Exercise objective ::
Substitute "clickable" for every occurrence of "interactable" in the records below, keeping everything else the same. Leave the pictures out of your answer.

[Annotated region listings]
====

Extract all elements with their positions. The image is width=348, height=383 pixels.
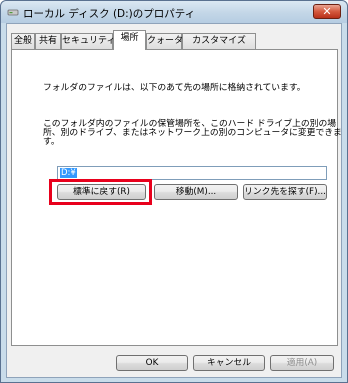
tab-security[interactable]: セキュリティ — [61, 33, 115, 49]
tab-general[interactable]: 全般 — [11, 33, 35, 49]
path-value: D:¥ — [60, 168, 77, 178]
ok-button[interactable]: OK — [116, 355, 188, 371]
close-button[interactable]: ✕ — [313, 4, 341, 19]
location-tab-panel: フォルダのファイルは、以下のあて先の場所に格納されています。 このフォルダ内のフ… — [11, 49, 342, 346]
find-target-button[interactable]: リンク先を探す(F)... — [243, 184, 327, 200]
move-button[interactable]: 移動(M)... — [154, 184, 238, 200]
path-input[interactable]: D:¥ — [57, 166, 327, 180]
instruction-line-2: 所、別のドライブ、またはネットワーク上の別のコンピュータに変更できま — [43, 128, 342, 138]
properties-dialog: ローカル ディスク (D:)のプロパティ ✕ 全般 共有 セキュリティ 場所 ク… — [0, 0, 348, 383]
window-title: ローカル ディスク (D:)のプロパティ — [23, 8, 196, 20]
location-description: フォルダのファイルは、以下のあて先の場所に格納されています。 — [43, 83, 306, 93]
apply-button[interactable]: 適用(A) — [270, 355, 334, 371]
dialog-body: 全般 共有 セキュリティ 場所 クォータ カスタマイズ フォルダのファイルは、以… — [6, 23, 342, 378]
tab-sharing[interactable]: 共有 — [35, 33, 61, 49]
tab-location[interactable]: 場所 — [113, 30, 146, 50]
instruction-line-3: す。 — [43, 137, 60, 147]
cancel-button[interactable]: キャンセル — [193, 355, 265, 371]
highlight-box — [49, 179, 152, 205]
drive-icon — [7, 9, 19, 16]
title-bar[interactable]: ローカル ディスク (D:)のプロパティ ✕ — [1, 1, 347, 23]
tab-quota[interactable]: クォータ — [146, 33, 183, 49]
tab-customize[interactable]: カスタマイズ — [182, 33, 256, 49]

====

Answer below ::
Extract all elements with their positions. The image is width=348, height=383 pixels.
tab-security[clickable]: セキュリティ — [61, 33, 115, 49]
tab-general[clickable]: 全般 — [11, 33, 35, 49]
path-value: D:¥ — [60, 168, 77, 178]
ok-button[clickable]: OK — [116, 355, 188, 371]
close-button[clickable]: ✕ — [313, 4, 341, 19]
location-tab-panel: フォルダのファイルは、以下のあて先の場所に格納されています。 このフォルダ内のフ… — [11, 49, 342, 346]
find-target-button[clickable]: リンク先を探す(F)... — [243, 184, 327, 200]
move-button[clickable]: 移動(M)... — [154, 184, 238, 200]
path-input[clickable]: D:¥ — [57, 166, 327, 180]
instruction-line-2: 所、別のドライブ、またはネットワーク上の別のコンピュータに変更できま — [43, 128, 342, 138]
properties-dialog: ローカル ディスク (D:)のプロパティ ✕ 全般 共有 セキュリティ 場所 ク… — [0, 0, 348, 383]
window-title: ローカル ディスク (D:)のプロパティ — [23, 8, 196, 20]
location-description: フォルダのファイルは、以下のあて先の場所に格納されています。 — [43, 83, 306, 93]
apply-button[clickable]: 適用(A) — [270, 355, 334, 371]
dialog-body: 全般 共有 セキュリティ 場所 クォータ カスタマイズ フォルダのファイルは、以… — [6, 23, 342, 378]
tab-sharing[clickable]: 共有 — [35, 33, 61, 49]
tab-location[clickable]: 場所 — [113, 30, 146, 50]
instruction-line-3: す。 — [43, 137, 60, 147]
cancel-button[clickable]: キャンセル — [193, 355, 265, 371]
highlight-box — [49, 179, 152, 205]
drive-icon — [7, 9, 19, 16]
title-bar[clickable]: ローカル ディスク (D:)のプロパティ ✕ — [1, 1, 347, 23]
tab-quota[clickable]: クォータ — [146, 33, 183, 49]
tab-customize[clickable]: カスタマイズ — [182, 33, 256, 49]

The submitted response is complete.